▶ [DO THIS]:
What follows are records. Restate all of them word for word.
--- Start ---
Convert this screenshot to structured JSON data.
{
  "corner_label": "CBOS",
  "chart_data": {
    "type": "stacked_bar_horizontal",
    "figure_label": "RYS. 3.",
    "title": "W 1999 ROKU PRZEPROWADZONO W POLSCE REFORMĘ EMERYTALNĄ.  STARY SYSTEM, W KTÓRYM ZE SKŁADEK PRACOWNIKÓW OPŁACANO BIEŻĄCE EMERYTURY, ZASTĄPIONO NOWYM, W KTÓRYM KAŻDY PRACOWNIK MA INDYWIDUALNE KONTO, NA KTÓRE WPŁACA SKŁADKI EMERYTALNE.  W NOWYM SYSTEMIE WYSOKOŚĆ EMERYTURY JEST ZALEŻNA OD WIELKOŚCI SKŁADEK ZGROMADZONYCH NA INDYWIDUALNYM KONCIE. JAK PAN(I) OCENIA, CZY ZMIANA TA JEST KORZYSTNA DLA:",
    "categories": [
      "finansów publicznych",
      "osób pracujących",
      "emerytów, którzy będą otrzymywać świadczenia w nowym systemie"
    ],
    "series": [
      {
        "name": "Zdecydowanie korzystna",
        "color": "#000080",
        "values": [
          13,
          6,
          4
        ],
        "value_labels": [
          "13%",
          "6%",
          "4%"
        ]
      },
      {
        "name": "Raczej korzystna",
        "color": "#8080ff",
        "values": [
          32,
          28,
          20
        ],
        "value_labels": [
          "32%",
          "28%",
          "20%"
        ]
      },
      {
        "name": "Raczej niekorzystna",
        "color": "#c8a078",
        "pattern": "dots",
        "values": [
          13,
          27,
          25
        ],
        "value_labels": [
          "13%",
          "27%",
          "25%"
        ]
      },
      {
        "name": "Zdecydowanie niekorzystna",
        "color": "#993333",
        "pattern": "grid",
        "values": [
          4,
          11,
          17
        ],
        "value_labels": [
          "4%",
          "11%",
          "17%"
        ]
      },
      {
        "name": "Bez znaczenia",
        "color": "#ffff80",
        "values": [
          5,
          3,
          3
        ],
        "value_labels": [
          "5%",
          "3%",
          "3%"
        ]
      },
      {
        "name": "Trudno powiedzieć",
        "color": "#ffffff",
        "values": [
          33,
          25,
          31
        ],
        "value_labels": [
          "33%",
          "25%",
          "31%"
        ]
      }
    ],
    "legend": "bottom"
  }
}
--- End ---
▶ [SOLUTION TO THIS PROBLEM]:
Convert this screenshot to structured JSON data.
{
  "corner_label": "CBOS",
  "chart_data": {
    "type": "stacked_bar_horizontal",
    "figure_label": "RYS. 3.",
    "title": "W 1999 ROKU PRZEPROWADZONO W POLSCE REFORMĘ EMERYTALNĄ.  STARY SYSTEM, W KTÓRYM ZE SKŁADEK PRACOWNIKÓW OPŁACANO BIEŻĄCE EMERYTURY, ZASTĄPIONO NOWYM, W KTÓRYM KAŻDY PRACOWNIK MA INDYWIDUALNE KONTO, NA KTÓRE WPŁACA SKŁADKI EMERYTALNE.  W NOWYM SYSTEMIE WYSOKOŚĆ EMERYTURY JEST ZALEŻNA OD WIELKOŚCI SKŁADEK ZGROMADZONYCH NA INDYWIDUALNYM KONCIE. JAK PAN(I) OCENIA, CZY ZMIANA TA JEST KORZYSTNA DLA:",
    "categories": [
      "finansów publicznych",
      "osób pracujących",
      "emerytów, którzy będą otrzymywać świadczenia w nowym systemie"
    ],
    "series": [
      {
        "name": "Zdecydowanie korzystna",
        "color": "#000080",
        "values": [
          13,
          6,
          4
        ],
        "value_labels": [
          "13%",
          "6%",
          "4%"
        ]
      },
      {
        "name": "Raczej korzystna",
        "color": "#8080ff",
        "values": [
          32,
          28,
          20
        ],
        "value_labels": [
          "32%",
          "28%",
          "20%"
        ]
      },
      {
        "name": "Raczej niekorzystna",
        "color": "#c8a078",
        "pattern": "dots",
        "values": [
          13,
          27,
          25
        ],
        "value_labels": [
          "13%",
          "27%",
          "25%"
        ]
      },
      {
        "name": "Zdecydowanie niekorzystna",
        "color": "#993333",
        "pattern": "grid",
        "values": [
          4,
          11,
          17
        ],
        "value_labels": [
          "4%",
          "11%",
          "17%"
        ]
      },
      {
        "name": "Bez znaczenia",
        "color": "#ffff80",
        "values": [
          5,
          3,
          3
        ],
        "value_labels": [
          "5%",
          "3%",
          "3%"
        ]
      },
      {
        "name": "Trudno powiedzieć",
        "color": "#ffffff",
        "values": [
          33,
          25,
          31
        ],
        "value_labels": [
          "33%",
          "25%",
          "31%"
        ]
      }
    ],
    "legend": "bottom"
  }
}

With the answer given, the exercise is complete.